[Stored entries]
+++++
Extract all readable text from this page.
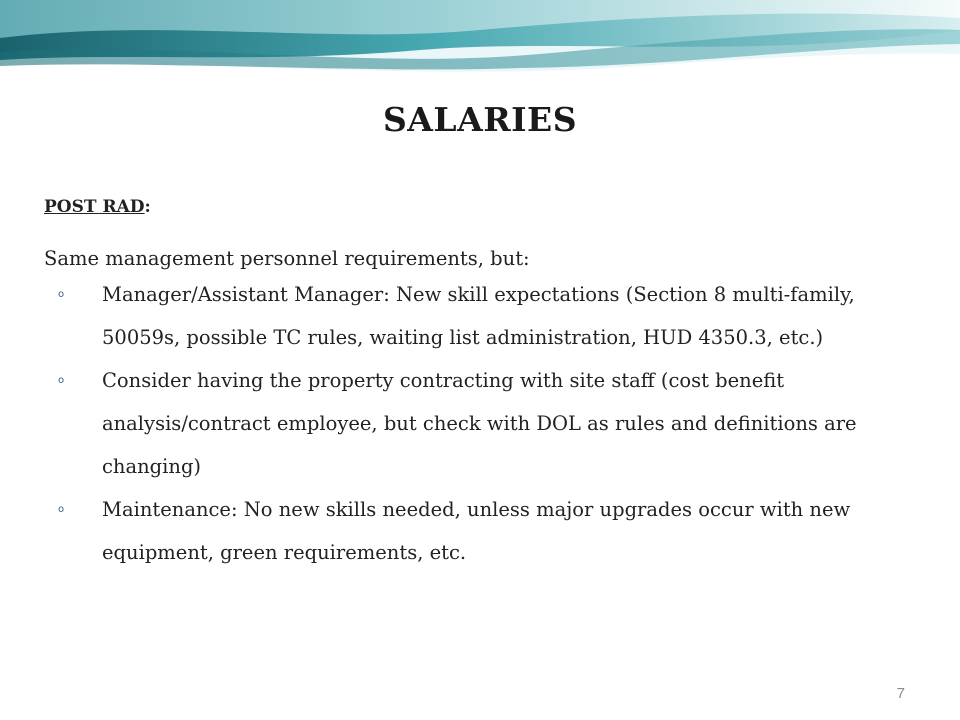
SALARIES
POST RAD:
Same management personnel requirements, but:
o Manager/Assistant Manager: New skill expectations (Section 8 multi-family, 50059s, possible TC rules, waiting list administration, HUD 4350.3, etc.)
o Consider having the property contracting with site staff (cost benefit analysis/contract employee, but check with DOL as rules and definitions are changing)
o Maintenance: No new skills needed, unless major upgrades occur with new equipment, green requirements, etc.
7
+++++
**Short problem**
Reproduce the material word for word, minus the images.

**Correct output**
Extract all readable text from this page.
SALARIES
POST RAD:
Same management personnel requirements, but:
o Manager/Assistant Manager: New skill expectations (Section 8 multi-family, 50059s, possible TC rules, waiting list administration, HUD 4350.3, etc.)
o Consider having the property contracting with site staff (cost benefit analysis/contract employee, but check with DOL as rules and definitions are changing)
o Maintenance: No new skills needed, unless major upgrades occur with new equipment, green requirements, etc.
7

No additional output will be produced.